**WHAT TO DO**
Quote every line as written. Omit pictures.

**EXERCISE MATERIALS**
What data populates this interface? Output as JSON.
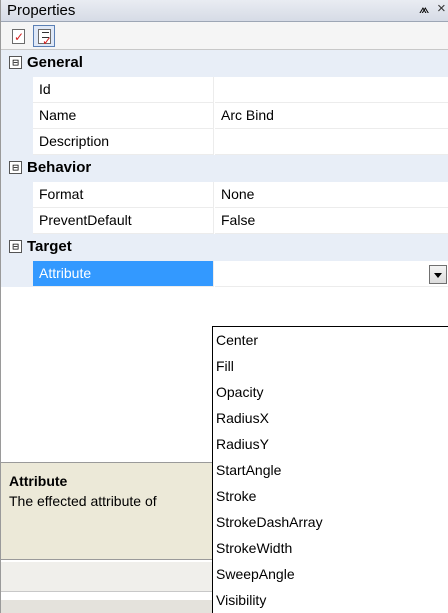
{
  "panel": {
    "title": "Properties",
    "pin_glyph": "⩕",
    "close_glyph": "×"
  },
  "toolbar": {
    "buttons": [
      {
        "icon": "categorized-view-icon"
      },
      {
        "icon": "property-pages-icon",
        "active": true
      }
    ]
  },
  "grid": {
    "categories": [
      {
        "label": "General",
        "expander": "⊟",
        "expanded": true
      },
      {
        "label": "Behavior",
        "expander": "⊟",
        "expanded": true
      },
      {
        "label": "Target",
        "expander": "⊟",
        "expanded": true
      }
    ],
    "rows": [
      {
        "name": "Id",
        "value": ""
      },
      {
        "name": "Name",
        "value": "Arc Bind"
      },
      {
        "name": "Description",
        "value": ""
      },
      {
        "name": "Format",
        "value": "None"
      },
      {
        "name": "PreventDefault",
        "value": "False"
      },
      {
        "name": "Attribute",
        "value": "",
        "selected": true
      }
    ]
  },
  "description": {
    "title": "Attribute",
    "text": "The effected attribute of"
  },
  "dropdown": {
    "options": [
      "Center",
      "Fill",
      "Opacity",
      "RadiusX",
      "RadiusY",
      "StartAngle",
      "Stroke",
      "StrokeDashArray",
      "StrokeWidth",
      "SweepAngle",
      "Visibility"
    ]
  },
  "colors": {
    "selection": "#3399ff",
    "category_bg": "#e8eef7",
    "description_bg": "#ece9d8"
  }
}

**RESULT OF THIS TASK**
What data populates this interface? Output as JSON.
{
  "panel": {
    "title": "Properties",
    "pin_glyph": "⩕",
    "close_glyph": "×"
  },
  "toolbar": {
    "buttons": [
      {
        "icon": "categorized-view-icon"
      },
      {
        "icon": "property-pages-icon",
        "active": true
      }
    ]
  },
  "grid": {
    "categories": [
      {
        "label": "General",
        "expander": "⊟",
        "expanded": true
      },
      {
        "label": "Behavior",
        "expander": "⊟",
        "expanded": true
      },
      {
        "label": "Target",
        "expander": "⊟",
        "expanded": true
      }
    ],
    "rows": [
      {
        "name": "Id",
        "value": ""
      },
      {
        "name": "Name",
        "value": "Arc Bind"
      },
      {
        "name": "Description",
        "value": ""
      },
      {
        "name": "Format",
        "value": "None"
      },
      {
        "name": "PreventDefault",
        "value": "False"
      },
      {
        "name": "Attribute",
        "value": "",
        "selected": true
      }
    ]
  },
  "description": {
    "title": "Attribute",
    "text": "The effected attribute of"
  },
  "dropdown": {
    "options": [
      "Center",
      "Fill",
      "Opacity",
      "RadiusX",
      "RadiusY",
      "StartAngle",
      "Stroke",
      "StrokeDashArray",
      "StrokeWidth",
      "SweepAngle",
      "Visibility"
    ]
  },
  "colors": {
    "selection": "#3399ff",
    "category_bg": "#e8eef7",
    "description_bg": "#ece9d8"
  }
}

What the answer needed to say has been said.